- [Selected excerpt]
You might be forgiven if you have not heard of the folks at Horage. They are a small, not terribly flashy outfit that are making interesting watches. But they are doing something more, and that is why I am writing about them this morning.
One of the model families is the Omnium -
Horage has been quietly doing something very positive for people in need, who will likely never be customers.
I will be checking them out next Saturday at NYC's Wind Up event and hopefully will have a much more in-depth story for you and the charitable work that Horage are working to support. But for now here is an example of one of their efforts to support some people with a hand up.
In 2009 they created a limited edition of 35 pieces with the intention of donating a significant amount of the proceeds to a charitable program in Bangladesh.
Here's part of the story, in their own words -
35 Omnium (18K gold) – special edition dedicated to Bangladesh. Donation of the fund to CMES* for higher level of education of Bengal students *: Centre for Mass Education in Science.
Can science help to make the world a better place?
You might expect to find an answer to this profound question perhaps in one of the top level universities in Europe or the US. I have made my very own findings in a country which I had previously only heard about in relation to there massive flooding or kids labour.
Bangladesh!

- [What you should do]
Copy out the Horage post in full, word for word. The items that follow have no connection to the Horage post.

- [Dataset]

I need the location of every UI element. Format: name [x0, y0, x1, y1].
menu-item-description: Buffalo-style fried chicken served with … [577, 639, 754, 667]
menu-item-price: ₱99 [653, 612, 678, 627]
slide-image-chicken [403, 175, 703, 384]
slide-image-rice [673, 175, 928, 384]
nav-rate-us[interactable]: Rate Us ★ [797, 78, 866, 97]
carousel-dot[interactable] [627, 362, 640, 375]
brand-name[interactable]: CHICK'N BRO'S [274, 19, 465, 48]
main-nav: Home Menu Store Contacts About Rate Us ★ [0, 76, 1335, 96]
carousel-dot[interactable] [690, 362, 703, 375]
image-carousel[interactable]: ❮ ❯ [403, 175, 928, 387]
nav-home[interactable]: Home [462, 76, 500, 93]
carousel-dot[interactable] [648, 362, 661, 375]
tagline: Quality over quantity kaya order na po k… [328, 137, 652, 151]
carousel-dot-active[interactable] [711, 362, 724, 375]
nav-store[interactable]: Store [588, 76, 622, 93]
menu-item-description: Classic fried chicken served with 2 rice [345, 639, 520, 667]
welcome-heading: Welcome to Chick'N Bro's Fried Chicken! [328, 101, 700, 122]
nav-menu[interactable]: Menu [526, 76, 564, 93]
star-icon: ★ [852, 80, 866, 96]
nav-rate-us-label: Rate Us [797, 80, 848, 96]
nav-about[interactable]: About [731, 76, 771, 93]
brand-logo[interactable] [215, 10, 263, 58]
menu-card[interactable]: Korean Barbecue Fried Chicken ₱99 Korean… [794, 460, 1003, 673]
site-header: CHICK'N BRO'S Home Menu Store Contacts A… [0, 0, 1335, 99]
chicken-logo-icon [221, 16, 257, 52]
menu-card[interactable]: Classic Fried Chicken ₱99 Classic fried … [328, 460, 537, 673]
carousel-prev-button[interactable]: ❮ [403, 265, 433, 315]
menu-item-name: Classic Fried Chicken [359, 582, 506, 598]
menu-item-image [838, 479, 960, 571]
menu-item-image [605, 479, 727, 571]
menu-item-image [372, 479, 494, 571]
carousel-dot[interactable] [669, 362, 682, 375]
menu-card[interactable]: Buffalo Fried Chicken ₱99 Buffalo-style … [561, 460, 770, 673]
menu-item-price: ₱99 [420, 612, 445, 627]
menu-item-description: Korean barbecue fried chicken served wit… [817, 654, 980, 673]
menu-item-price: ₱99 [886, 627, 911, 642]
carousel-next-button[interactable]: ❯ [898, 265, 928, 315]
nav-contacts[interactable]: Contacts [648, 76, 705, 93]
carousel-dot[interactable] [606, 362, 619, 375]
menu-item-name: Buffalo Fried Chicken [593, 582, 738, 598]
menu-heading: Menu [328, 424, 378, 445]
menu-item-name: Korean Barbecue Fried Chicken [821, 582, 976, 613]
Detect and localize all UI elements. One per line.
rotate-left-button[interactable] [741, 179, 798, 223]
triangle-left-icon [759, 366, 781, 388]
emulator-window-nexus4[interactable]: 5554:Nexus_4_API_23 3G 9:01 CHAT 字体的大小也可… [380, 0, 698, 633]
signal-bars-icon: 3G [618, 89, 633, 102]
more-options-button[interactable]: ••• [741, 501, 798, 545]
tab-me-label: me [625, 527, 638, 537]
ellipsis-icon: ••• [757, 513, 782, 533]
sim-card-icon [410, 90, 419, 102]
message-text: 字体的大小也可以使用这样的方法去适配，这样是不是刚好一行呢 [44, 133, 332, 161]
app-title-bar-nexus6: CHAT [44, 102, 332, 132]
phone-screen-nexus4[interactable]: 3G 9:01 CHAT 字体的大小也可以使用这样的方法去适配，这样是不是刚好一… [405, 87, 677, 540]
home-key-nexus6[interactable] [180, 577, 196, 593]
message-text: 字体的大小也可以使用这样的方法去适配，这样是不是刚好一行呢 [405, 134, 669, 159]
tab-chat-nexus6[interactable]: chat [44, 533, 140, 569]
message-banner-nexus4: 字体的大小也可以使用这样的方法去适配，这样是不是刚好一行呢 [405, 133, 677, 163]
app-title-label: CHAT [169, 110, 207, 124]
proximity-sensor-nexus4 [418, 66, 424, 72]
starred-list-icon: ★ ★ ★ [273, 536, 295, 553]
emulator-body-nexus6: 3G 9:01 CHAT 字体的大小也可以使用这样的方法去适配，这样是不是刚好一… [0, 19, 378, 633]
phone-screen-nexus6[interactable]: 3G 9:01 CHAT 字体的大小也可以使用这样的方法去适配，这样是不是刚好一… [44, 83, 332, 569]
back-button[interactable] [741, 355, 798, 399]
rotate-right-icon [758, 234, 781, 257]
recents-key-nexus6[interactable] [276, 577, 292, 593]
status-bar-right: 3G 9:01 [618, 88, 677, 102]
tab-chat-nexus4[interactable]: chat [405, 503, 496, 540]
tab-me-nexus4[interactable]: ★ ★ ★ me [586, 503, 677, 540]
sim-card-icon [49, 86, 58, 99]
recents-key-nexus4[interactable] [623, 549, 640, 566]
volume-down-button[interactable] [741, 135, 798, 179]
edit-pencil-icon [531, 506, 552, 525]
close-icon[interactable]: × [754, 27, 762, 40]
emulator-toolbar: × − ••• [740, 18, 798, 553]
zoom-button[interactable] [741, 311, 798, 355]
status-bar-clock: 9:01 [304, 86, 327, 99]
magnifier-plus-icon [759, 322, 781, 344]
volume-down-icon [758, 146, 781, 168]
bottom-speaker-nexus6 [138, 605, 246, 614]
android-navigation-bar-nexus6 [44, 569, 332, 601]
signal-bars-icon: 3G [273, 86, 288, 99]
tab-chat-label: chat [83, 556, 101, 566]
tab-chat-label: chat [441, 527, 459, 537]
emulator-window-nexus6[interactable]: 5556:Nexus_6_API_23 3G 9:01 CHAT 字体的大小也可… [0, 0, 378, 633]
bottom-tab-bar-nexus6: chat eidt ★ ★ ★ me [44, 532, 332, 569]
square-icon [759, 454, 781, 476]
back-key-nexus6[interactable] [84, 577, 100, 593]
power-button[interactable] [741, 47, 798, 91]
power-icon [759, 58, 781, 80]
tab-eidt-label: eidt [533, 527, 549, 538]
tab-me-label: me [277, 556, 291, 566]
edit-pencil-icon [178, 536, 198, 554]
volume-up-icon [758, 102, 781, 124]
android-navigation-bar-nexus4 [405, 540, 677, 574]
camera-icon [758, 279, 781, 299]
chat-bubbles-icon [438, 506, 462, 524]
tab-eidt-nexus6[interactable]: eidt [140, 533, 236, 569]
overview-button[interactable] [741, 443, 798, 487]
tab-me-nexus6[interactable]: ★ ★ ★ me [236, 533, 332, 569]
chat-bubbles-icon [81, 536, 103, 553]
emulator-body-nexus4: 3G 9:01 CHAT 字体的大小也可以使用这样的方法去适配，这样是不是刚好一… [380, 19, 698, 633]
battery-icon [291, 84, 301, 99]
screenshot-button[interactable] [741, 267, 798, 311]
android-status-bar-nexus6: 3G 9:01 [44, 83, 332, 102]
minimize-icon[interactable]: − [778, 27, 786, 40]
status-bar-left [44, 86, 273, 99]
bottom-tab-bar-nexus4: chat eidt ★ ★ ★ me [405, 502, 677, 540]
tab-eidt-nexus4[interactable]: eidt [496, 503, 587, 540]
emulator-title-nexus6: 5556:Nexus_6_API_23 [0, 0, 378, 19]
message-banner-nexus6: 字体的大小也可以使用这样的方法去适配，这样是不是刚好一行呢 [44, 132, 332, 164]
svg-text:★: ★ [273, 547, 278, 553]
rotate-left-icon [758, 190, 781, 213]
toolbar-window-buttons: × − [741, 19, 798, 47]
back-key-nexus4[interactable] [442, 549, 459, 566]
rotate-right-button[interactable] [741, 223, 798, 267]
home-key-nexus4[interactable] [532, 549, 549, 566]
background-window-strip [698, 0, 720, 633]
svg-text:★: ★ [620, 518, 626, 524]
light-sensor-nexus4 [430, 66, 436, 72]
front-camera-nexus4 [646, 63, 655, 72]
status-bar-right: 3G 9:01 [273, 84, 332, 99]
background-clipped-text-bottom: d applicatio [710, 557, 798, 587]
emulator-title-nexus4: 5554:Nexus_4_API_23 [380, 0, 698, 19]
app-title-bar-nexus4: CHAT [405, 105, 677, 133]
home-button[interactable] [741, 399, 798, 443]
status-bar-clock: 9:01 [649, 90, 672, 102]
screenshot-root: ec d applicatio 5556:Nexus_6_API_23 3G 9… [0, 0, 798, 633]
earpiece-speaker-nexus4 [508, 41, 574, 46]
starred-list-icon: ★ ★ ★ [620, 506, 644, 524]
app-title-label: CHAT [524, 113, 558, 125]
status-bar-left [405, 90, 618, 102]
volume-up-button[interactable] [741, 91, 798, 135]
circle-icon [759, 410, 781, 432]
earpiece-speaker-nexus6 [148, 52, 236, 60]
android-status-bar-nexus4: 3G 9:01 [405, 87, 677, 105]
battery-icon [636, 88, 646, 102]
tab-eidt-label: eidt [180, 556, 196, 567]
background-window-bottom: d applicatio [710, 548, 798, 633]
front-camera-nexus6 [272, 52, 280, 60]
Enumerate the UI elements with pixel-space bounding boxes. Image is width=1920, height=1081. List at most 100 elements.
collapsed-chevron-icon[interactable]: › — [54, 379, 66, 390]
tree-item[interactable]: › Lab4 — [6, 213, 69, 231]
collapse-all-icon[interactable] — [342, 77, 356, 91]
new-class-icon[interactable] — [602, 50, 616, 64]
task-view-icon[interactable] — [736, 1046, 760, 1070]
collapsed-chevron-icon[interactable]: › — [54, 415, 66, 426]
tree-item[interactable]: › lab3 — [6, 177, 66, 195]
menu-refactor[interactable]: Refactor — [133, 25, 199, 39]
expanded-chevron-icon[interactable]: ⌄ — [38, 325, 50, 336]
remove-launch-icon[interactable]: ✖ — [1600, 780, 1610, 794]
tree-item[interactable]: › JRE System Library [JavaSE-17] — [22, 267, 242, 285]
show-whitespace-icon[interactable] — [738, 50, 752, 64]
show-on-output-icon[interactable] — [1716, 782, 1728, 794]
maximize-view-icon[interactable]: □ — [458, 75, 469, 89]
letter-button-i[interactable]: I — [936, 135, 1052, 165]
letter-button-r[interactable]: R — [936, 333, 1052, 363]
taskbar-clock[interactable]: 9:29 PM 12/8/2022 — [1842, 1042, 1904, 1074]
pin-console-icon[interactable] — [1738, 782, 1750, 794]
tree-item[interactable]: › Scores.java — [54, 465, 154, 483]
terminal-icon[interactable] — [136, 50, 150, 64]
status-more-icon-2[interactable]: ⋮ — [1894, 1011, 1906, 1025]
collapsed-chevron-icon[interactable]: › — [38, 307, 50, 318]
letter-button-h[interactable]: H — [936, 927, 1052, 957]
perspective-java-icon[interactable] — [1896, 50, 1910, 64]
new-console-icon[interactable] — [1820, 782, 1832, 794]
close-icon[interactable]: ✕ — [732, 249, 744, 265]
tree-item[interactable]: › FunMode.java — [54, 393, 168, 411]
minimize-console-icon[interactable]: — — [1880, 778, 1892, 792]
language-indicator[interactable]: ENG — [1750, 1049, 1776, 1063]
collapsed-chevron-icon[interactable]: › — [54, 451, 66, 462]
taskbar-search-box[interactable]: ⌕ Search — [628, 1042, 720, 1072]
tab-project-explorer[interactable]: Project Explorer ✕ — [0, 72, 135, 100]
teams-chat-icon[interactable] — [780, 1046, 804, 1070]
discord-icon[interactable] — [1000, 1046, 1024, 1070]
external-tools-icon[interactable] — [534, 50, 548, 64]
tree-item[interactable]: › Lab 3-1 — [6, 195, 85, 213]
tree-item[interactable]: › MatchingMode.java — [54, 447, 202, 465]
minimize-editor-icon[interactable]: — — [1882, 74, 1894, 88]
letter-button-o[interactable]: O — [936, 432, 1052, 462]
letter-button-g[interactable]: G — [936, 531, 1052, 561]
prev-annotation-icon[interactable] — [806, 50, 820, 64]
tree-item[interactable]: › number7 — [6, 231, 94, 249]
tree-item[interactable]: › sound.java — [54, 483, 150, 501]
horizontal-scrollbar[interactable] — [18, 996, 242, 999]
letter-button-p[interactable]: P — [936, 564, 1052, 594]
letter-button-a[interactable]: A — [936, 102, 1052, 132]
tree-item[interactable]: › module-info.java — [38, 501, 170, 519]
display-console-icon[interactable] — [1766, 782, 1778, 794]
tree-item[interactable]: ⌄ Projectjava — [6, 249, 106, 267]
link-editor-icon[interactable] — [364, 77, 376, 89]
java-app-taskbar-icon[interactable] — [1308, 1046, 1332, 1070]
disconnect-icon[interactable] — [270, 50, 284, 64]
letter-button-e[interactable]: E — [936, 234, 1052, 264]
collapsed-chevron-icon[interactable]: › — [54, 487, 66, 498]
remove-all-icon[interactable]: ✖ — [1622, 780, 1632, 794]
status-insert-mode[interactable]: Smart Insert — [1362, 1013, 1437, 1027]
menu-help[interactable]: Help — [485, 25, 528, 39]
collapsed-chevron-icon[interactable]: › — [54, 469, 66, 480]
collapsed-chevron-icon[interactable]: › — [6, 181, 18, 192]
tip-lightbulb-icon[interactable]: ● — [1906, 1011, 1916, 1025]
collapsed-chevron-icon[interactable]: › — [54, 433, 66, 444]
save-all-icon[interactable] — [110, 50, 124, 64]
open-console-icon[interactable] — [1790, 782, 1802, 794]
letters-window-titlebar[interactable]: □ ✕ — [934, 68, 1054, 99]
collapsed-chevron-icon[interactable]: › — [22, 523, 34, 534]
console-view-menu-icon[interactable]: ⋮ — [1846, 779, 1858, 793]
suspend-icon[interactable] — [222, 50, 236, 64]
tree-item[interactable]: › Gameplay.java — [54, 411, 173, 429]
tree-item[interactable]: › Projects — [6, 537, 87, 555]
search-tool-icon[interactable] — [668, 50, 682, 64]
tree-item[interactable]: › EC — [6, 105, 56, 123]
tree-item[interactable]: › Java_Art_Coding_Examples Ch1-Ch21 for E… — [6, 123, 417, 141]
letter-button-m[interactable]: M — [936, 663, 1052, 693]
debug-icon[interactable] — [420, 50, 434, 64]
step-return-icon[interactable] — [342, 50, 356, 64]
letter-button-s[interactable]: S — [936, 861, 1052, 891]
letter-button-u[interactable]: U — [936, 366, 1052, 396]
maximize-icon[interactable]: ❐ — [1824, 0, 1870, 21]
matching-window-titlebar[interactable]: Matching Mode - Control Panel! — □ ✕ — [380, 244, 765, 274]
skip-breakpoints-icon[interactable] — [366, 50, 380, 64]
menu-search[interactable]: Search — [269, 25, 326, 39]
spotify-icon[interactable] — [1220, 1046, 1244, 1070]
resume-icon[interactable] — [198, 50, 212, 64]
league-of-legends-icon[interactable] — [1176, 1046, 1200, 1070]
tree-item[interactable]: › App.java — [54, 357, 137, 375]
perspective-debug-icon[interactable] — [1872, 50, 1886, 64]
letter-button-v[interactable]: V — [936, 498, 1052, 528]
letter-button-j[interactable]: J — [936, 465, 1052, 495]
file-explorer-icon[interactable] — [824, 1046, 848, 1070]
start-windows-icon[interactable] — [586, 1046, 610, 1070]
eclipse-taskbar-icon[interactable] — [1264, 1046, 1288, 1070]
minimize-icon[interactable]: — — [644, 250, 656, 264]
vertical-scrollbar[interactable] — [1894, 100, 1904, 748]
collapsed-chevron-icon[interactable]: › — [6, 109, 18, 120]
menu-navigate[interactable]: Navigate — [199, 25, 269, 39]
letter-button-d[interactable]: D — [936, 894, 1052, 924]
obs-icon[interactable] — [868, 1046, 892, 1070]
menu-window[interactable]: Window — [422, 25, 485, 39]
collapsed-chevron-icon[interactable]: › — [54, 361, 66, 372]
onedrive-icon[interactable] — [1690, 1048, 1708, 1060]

- [Task answer]
You might be forgiven if you have not heard of the folks at Horage. They are a small, not terribly flashy outfit that are making interesting watches. But they are doing something more, and that is why I am writing about them this morning.
One of the model families is the Omnium -
Horage has been quietly doing something very positive for people in need, who will likely never be customers.
I will be checking them out next Saturday at NYC's Wind Up event and hopefully will have a much more in-depth story for you and the charitable work that Horage are working to support. But for now here is an example of one of their efforts to support some people with a hand up.
In 2009 they created a limited edition of 35 pieces with the intention of donating a significant amount of the proceeds to a charitable program in Bangladesh.
Here's part of the story, in their own words -
35 Omnium (18K gold) – special edition dedicated to Bangladesh. Donation of the fund to CMES* for higher level of education of Bengal students *: Centre for Mass Education in Science.
Can science help to make the world a better place?
You might expect to find an answer to this profound question perhaps in one of the top level universities in Europe or the US. I have made my very own findings in a country which I had previously only heard about in relation to there massive flooding or kids labour.
Bangladesh!